> Excerpted records:
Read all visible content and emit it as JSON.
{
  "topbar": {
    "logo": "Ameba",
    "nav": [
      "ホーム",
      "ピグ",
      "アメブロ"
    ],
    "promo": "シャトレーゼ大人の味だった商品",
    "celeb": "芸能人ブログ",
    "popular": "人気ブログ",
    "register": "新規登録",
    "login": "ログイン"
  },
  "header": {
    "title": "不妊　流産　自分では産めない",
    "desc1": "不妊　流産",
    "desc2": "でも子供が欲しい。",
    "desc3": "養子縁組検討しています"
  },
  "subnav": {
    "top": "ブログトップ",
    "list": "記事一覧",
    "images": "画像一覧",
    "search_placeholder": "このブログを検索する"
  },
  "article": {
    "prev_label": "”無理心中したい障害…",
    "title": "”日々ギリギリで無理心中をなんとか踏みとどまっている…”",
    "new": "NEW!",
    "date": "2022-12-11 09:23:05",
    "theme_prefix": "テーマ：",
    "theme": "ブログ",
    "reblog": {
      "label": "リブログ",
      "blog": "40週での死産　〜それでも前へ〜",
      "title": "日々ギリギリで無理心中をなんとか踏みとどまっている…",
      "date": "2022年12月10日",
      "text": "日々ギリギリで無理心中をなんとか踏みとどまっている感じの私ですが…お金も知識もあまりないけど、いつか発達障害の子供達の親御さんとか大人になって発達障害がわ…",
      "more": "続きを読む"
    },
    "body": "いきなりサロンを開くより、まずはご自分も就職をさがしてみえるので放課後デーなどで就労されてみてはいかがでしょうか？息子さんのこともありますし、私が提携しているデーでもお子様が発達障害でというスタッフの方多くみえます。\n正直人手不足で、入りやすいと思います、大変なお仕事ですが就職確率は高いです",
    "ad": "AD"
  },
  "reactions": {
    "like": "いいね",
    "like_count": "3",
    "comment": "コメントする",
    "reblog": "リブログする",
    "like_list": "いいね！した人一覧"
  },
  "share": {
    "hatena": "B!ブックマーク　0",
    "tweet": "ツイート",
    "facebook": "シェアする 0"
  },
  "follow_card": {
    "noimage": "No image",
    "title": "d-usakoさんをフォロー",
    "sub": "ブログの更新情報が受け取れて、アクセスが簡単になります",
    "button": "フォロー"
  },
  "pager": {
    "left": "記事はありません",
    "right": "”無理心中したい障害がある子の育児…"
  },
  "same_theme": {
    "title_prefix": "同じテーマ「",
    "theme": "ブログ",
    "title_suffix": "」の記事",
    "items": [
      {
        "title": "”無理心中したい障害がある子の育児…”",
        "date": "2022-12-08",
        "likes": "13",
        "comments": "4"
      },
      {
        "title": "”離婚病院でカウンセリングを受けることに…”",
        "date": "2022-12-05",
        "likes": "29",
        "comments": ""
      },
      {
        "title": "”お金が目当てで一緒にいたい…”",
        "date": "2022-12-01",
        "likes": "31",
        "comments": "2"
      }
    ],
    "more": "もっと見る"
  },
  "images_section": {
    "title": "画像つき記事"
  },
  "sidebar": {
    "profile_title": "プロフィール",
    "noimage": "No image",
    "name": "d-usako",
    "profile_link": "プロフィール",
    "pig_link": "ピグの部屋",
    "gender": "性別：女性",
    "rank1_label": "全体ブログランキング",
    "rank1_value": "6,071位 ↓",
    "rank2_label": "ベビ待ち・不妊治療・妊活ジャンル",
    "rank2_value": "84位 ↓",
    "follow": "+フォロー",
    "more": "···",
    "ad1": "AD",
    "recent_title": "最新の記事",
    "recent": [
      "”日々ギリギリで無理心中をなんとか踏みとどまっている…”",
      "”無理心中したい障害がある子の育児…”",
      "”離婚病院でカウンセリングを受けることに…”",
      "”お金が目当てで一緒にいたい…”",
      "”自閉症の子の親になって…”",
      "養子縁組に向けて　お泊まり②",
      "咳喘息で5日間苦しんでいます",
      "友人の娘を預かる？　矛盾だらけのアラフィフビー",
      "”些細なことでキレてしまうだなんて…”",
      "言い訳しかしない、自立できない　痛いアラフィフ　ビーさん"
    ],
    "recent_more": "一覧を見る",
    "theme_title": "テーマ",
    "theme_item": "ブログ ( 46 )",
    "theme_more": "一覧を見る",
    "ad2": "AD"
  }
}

> Exercise brief:
In the entries above, find each line with the word "date" and show it.

> Exercise response:
    "date": "2022-12-11 09:23:05",
      "date": "2022年12月10日",
        "date": "2022-12-08",
        "date": "2022-12-05",
        "date": "2022-12-01",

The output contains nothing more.